* [Problem to solve]
Copy each line that contains the string "JSON".

* [Supplied records]
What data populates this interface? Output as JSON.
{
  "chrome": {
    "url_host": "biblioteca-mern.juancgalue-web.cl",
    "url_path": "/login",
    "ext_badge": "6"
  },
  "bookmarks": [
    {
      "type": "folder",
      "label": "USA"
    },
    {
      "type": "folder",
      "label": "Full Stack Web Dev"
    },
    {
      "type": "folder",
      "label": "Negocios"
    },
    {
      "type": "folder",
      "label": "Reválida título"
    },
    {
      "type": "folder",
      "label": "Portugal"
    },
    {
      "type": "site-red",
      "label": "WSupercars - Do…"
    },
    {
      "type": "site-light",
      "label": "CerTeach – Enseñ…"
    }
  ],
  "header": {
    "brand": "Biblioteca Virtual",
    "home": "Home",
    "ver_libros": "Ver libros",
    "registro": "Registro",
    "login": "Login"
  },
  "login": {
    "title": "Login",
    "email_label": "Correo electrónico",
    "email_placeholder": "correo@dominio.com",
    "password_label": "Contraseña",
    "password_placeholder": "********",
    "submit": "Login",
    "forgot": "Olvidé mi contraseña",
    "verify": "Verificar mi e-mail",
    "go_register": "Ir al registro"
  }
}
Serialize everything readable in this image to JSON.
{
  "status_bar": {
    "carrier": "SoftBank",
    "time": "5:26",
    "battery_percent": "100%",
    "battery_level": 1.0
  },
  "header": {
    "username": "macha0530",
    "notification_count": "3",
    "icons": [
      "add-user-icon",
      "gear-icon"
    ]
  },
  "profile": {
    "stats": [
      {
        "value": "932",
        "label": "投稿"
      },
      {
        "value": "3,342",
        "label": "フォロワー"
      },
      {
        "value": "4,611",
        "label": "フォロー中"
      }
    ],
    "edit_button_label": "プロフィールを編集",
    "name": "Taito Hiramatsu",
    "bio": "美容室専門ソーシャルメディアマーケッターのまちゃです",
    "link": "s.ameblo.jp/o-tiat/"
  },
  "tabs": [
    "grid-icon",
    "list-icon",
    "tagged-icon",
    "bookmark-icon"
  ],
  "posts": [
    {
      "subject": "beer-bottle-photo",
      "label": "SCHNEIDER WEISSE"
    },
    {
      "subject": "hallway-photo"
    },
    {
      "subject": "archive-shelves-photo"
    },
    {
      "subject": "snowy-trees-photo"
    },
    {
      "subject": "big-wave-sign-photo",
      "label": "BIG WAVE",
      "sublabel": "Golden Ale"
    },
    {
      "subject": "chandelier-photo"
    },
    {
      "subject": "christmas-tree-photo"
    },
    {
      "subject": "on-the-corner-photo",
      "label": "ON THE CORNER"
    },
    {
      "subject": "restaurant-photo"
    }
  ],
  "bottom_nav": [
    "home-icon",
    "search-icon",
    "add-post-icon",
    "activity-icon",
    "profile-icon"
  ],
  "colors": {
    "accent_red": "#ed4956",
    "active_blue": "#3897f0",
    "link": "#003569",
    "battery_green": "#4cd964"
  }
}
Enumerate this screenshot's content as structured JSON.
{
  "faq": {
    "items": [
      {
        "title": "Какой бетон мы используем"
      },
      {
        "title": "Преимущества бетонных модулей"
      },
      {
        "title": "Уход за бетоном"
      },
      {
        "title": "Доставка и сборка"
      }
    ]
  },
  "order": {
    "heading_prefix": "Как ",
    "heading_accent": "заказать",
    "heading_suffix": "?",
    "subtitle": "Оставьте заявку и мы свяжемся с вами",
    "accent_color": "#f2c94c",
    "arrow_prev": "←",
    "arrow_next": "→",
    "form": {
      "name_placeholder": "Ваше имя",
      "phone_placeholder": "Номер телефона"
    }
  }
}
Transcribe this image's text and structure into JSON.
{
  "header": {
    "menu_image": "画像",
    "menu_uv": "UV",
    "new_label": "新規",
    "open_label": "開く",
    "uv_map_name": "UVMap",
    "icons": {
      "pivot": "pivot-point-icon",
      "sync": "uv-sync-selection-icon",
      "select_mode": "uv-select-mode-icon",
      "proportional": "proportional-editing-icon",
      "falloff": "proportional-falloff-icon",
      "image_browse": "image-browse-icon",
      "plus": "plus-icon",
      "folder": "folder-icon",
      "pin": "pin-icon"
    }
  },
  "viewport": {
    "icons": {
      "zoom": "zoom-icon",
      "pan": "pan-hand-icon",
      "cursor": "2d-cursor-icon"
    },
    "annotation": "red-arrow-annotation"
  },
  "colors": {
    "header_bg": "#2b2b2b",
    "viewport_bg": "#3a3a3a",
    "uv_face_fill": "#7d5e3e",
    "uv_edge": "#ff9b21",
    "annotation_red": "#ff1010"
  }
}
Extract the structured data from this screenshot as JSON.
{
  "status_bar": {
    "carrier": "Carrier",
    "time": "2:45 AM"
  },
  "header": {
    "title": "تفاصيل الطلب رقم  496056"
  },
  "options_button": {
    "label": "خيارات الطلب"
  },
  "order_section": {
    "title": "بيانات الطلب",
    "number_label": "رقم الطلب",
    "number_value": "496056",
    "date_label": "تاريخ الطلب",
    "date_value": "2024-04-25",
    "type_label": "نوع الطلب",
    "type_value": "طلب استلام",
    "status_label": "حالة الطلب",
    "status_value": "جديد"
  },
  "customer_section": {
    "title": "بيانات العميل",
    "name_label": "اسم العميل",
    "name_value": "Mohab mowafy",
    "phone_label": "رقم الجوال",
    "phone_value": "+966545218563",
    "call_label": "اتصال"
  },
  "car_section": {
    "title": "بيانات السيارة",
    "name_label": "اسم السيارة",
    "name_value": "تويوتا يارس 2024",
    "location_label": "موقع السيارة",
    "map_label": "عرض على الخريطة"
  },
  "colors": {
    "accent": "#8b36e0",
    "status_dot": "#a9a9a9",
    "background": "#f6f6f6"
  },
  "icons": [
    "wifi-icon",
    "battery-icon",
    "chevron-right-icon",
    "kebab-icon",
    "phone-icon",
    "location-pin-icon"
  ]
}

* [Answer to the task]
What data populates this interface? Output as JSON.
Serialize everything readable in this image to JSON.
Enumerate this screenshot's content as structured JSON.
Transcribe this image's text and structure into JSON.
Extract the structured data from this screenshot as JSON.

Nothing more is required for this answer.